Write out each line of the listing as it stands, without the images.

:: INPUT RECORDS ::

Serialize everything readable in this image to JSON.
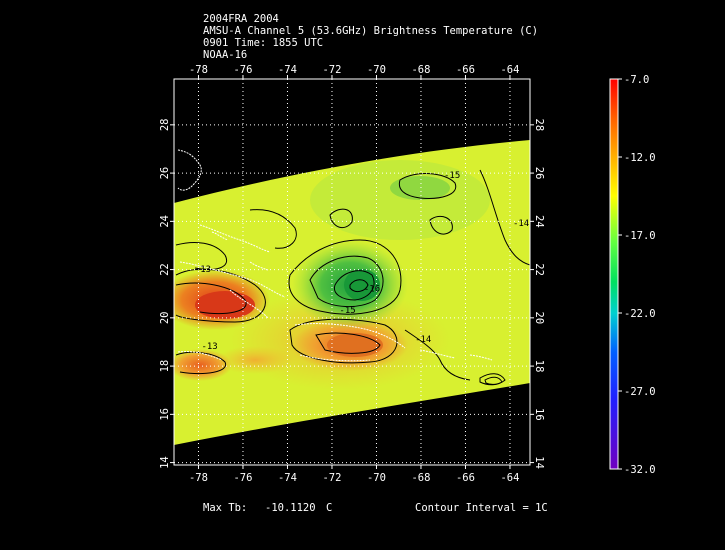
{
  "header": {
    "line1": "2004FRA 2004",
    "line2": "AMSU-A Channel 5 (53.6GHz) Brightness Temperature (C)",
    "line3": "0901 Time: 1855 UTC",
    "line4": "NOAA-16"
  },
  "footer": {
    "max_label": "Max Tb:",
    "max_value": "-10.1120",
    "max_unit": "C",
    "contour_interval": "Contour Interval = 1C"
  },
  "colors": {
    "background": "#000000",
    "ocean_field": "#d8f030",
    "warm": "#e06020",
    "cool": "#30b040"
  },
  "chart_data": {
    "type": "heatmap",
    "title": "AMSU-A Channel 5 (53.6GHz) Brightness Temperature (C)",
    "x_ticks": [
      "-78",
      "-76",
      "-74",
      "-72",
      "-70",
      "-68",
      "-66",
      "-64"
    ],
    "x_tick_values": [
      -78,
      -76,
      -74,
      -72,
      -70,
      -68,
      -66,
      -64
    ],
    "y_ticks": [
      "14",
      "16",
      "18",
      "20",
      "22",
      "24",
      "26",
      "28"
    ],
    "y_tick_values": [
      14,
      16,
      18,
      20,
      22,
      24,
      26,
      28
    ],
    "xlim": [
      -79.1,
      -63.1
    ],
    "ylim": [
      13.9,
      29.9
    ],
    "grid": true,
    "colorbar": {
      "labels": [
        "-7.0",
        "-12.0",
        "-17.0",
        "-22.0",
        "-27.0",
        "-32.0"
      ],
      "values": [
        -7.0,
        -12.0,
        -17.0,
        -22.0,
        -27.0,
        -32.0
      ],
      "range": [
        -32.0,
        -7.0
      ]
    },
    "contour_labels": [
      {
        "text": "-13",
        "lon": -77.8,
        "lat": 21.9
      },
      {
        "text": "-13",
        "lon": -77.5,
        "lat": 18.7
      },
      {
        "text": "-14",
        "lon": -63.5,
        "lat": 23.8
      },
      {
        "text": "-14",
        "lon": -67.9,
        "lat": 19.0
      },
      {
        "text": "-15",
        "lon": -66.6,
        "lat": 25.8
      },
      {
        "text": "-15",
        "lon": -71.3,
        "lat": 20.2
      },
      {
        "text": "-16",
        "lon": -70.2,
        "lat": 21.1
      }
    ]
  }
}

:::

● **RESPONSE BELOW**
Serialize everything readable in this image to JSON.
{
  "header": {
    "line1": "2004FRA 2004",
    "line2": "AMSU-A Channel 5 (53.6GHz) Brightness Temperature (C)",
    "line3": "0901 Time: 1855 UTC",
    "line4": "NOAA-16"
  },
  "footer": {
    "max_label": "Max Tb:",
    "max_value": "-10.1120",
    "max_unit": "C",
    "contour_interval": "Contour Interval = 1C"
  },
  "colors": {
    "background": "#000000",
    "ocean_field": "#d8f030",
    "warm": "#e06020",
    "cool": "#30b040"
  },
  "chart_data": {
    "type": "heatmap",
    "title": "AMSU-A Channel 5 (53.6GHz) Brightness Temperature (C)",
    "x_ticks": [
      "-78",
      "-76",
      "-74",
      "-72",
      "-70",
      "-68",
      "-66",
      "-64"
    ],
    "x_tick_values": [
      -78,
      -76,
      -74,
      -72,
      -70,
      -68,
      -66,
      -64
    ],
    "y_ticks": [
      "14",
      "16",
      "18",
      "20",
      "22",
      "24",
      "26",
      "28"
    ],
    "y_tick_values": [
      14,
      16,
      18,
      20,
      22,
      24,
      26,
      28
    ],
    "xlim": [
      -79.1,
      -63.1
    ],
    "ylim": [
      13.9,
      29.9
    ],
    "grid": true,
    "colorbar": {
      "labels": [
        "-7.0",
        "-12.0",
        "-17.0",
        "-22.0",
        "-27.0",
        "-32.0"
      ],
      "values": [
        -7.0,
        -12.0,
        -17.0,
        -22.0,
        -27.0,
        -32.0
      ],
      "range": [
        -32.0,
        -7.0
      ]
    },
    "contour_labels": [
      {
        "text": "-13",
        "lon": -77.8,
        "lat": 21.9
      },
      {
        "text": "-13",
        "lon": -77.5,
        "lat": 18.7
      },
      {
        "text": "-14",
        "lon": -63.5,
        "lat": 23.8
      },
      {
        "text": "-14",
        "lon": -67.9,
        "lat": 19.0
      },
      {
        "text": "-15",
        "lon": -66.6,
        "lat": 25.8
      },
      {
        "text": "-15",
        "lon": -71.3,
        "lat": 20.2
      },
      {
        "text": "-16",
        "lon": -70.2,
        "lat": 21.1
      }
    ]
  }
}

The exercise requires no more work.